● **INSTRUCTION**
Return every entry exactly as written.
--*--
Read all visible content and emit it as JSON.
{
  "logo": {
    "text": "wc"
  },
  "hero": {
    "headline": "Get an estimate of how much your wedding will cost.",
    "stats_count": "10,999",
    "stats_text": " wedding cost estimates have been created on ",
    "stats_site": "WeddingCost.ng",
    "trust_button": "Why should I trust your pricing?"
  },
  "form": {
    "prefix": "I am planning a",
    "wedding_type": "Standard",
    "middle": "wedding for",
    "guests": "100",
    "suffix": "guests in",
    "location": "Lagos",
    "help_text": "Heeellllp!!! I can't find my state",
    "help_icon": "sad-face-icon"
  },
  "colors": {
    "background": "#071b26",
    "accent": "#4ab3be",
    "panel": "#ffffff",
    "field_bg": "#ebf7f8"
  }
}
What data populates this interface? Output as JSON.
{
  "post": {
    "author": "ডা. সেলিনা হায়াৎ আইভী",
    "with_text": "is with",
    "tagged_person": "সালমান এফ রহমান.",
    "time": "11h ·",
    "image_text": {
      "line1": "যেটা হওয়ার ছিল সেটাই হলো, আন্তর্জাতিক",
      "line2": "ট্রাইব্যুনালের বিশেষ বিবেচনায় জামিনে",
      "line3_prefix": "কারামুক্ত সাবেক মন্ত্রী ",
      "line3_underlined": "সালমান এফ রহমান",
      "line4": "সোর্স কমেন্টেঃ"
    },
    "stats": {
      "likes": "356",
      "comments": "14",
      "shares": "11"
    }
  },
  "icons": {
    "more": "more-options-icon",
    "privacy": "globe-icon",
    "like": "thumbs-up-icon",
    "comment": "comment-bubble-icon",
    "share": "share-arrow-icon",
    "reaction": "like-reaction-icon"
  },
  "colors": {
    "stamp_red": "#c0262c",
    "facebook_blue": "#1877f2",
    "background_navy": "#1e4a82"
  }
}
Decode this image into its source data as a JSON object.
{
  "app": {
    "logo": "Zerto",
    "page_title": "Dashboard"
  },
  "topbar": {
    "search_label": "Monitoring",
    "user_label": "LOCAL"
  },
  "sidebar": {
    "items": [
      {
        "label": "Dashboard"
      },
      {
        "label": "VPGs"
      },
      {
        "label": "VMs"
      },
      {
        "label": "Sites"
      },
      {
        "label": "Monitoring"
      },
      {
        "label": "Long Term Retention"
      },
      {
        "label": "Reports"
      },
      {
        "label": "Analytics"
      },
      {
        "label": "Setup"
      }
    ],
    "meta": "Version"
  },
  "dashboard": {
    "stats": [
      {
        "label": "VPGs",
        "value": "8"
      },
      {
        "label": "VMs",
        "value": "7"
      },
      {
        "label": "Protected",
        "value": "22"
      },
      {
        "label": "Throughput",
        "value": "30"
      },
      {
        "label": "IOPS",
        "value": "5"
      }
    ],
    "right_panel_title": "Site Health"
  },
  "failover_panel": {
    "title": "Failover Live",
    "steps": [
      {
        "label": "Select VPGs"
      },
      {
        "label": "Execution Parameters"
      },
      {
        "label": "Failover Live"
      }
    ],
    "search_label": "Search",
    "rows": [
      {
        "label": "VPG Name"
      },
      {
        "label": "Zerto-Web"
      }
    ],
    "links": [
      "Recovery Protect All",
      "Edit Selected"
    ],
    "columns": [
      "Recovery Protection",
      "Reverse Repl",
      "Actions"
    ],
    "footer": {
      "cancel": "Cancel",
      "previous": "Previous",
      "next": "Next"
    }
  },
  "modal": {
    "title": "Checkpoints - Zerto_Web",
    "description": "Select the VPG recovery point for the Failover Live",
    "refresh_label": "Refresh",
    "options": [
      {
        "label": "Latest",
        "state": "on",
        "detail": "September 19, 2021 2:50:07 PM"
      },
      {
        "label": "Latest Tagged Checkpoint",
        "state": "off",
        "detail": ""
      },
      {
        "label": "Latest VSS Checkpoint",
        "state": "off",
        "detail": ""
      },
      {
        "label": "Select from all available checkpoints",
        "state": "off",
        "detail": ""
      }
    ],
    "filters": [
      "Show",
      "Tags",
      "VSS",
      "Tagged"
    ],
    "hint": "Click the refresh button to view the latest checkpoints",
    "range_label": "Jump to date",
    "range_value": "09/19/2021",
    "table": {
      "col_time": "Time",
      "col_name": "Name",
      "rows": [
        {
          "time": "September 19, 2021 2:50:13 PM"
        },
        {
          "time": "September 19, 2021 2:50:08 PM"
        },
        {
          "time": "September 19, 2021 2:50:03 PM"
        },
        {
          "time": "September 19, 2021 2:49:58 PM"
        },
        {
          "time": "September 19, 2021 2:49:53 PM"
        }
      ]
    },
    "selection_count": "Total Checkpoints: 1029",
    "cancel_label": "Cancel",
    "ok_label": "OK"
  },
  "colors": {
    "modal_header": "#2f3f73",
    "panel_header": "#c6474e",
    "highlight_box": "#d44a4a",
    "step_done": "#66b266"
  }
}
--*--
● **OUTPUT FOR THIS TASK**
Read all visible content and emit it as JSON.
{
  "logo": {
    "text": "wc"
  },
  "hero": {
    "headline": "Get an estimate of how much your wedding will cost.",
    "stats_count": "10,999",
    "stats_text": " wedding cost estimates have been created on ",
    "stats_site": "WeddingCost.ng",
    "trust_button": "Why should I trust your pricing?"
  },
  "form": {
    "prefix": "I am planning a",
    "wedding_type": "Standard",
    "middle": "wedding for",
    "guests": "100",
    "suffix": "guests in",
    "location": "Lagos",
    "help_text": "Heeellllp!!! I can't find my state",
    "help_icon": "sad-face-icon"
  },
  "colors": {
    "background": "#071b26",
    "accent": "#4ab3be",
    "panel": "#ffffff",
    "field_bg": "#ebf7f8"
  }
}
What data populates this interface? Output as JSON.
{
  "post": {
    "author": "ডা. সেলিনা হায়াৎ আইভী",
    "with_text": "is with",
    "tagged_person": "সালমান এফ রহমান.",
    "time": "11h ·",
    "image_text": {
      "line1": "যেটা হওয়ার ছিল সেটাই হলো, আন্তর্জাতিক",
      "line2": "ট্রাইব্যুনালের বিশেষ বিবেচনায় জামিনে",
      "line3_prefix": "কারামুক্ত সাবেক মন্ত্রী ",
      "line3_underlined": "সালমান এফ রহমান",
      "line4": "সোর্স কমেন্টেঃ"
    },
    "stats": {
      "likes": "356",
      "comments": "14",
      "shares": "11"
    }
  },
  "icons": {
    "more": "more-options-icon",
    "privacy": "globe-icon",
    "like": "thumbs-up-icon",
    "comment": "comment-bubble-icon",
    "share": "share-arrow-icon",
    "reaction": "like-reaction-icon"
  },
  "colors": {
    "stamp_red": "#c0262c",
    "facebook_blue": "#1877f2",
    "background_navy": "#1e4a82"
  }
}
Decode this image into its source data as a JSON object.
{
  "app": {
    "logo": "Zerto",
    "page_title": "Dashboard"
  },
  "topbar": {
    "search_label": "Monitoring",
    "user_label": "LOCAL"
  },
  "sidebar": {
    "items": [
      {
        "label": "Dashboard"
      },
      {
        "label": "VPGs"
      },
      {
        "label": "VMs"
      },
      {
        "label": "Sites"
      },
      {
        "label": "Monitoring"
      },
      {
        "label": "Long Term Retention"
      },
      {
        "label": "Reports"
      },
      {
        "label": "Analytics"
      },
      {
        "label": "Setup"
      }
    ],
    "meta": "Version"
  },
  "dashboard": {
    "stats": [
      {
        "label": "VPGs",
        "value": "8"
      },
      {
        "label": "VMs",
        "value": "7"
      },
      {
        "label": "Protected",
        "value": "22"
      },
      {
        "label": "Throughput",
        "value": "30"
      },
      {
        "label": "IOPS",
        "value": "5"
      }
    ],
    "right_panel_title": "Site Health"
  },
  "failover_panel": {
    "title": "Failover Live",
    "steps": [
      {
        "label": "Select VPGs"
      },
      {
        "label": "Execution Parameters"
      },
      {
        "label": "Failover Live"
      }
    ],
    "search_label": "Search",
    "rows": [
      {
        "label": "VPG Name"
      },
      {
        "label": "Zerto-Web"
      }
    ],
    "links": [
      "Recovery Protect All",
      "Edit Selected"
    ],
    "columns": [
      "Recovery Protection",
      "Reverse Repl",
      "Actions"
    ],
    "footer": {
      "cancel": "Cancel",
      "previous": "Previous",
      "next": "Next"
    }
  },
  "modal": {
    "title": "Checkpoints - Zerto_Web",
    "description": "Select the VPG recovery point for the Failover Live",
    "refresh_label": "Refresh",
    "options": [
      {
        "label": "Latest",
        "state": "on",
        "detail": "September 19, 2021 2:50:07 PM"
      },
      {
        "label": "Latest Tagged Checkpoint",
        "state": "off",
        "detail": ""
      },
      {
        "label": "Latest VSS Checkpoint",
        "state": "off",
        "detail": ""
      },
      {
        "label": "Select from all available checkpoints",
        "state": "off",
        "detail": ""
      }
    ],
    "filters": [
      "Show",
      "Tags",
      "VSS",
      "Tagged"
    ],
    "hint": "Click the refresh button to view the latest checkpoints",
    "range_label": "Jump to date",
    "range_value": "09/19/2021",
    "table": {
      "col_time": "Time",
      "col_name": "Name",
      "rows": [
        {
          "time": "September 19, 2021 2:50:13 PM"
        },
        {
          "time": "September 19, 2021 2:50:08 PM"
        },
        {
          "time": "September 19, 2021 2:50:03 PM"
        },
        {
          "time": "September 19, 2021 2:49:58 PM"
        },
        {
          "time": "September 19, 2021 2:49:53 PM"
        }
      ]
    },
    "selection_count": "Total Checkpoints: 1029",
    "cancel_label": "Cancel",
    "ok_label": "OK"
  },
  "colors": {
    "modal_header": "#2f3f73",
    "panel_header": "#c6474e",
    "highlight_box": "#d44a4a",
    "step_done": "#66b266"
  }
}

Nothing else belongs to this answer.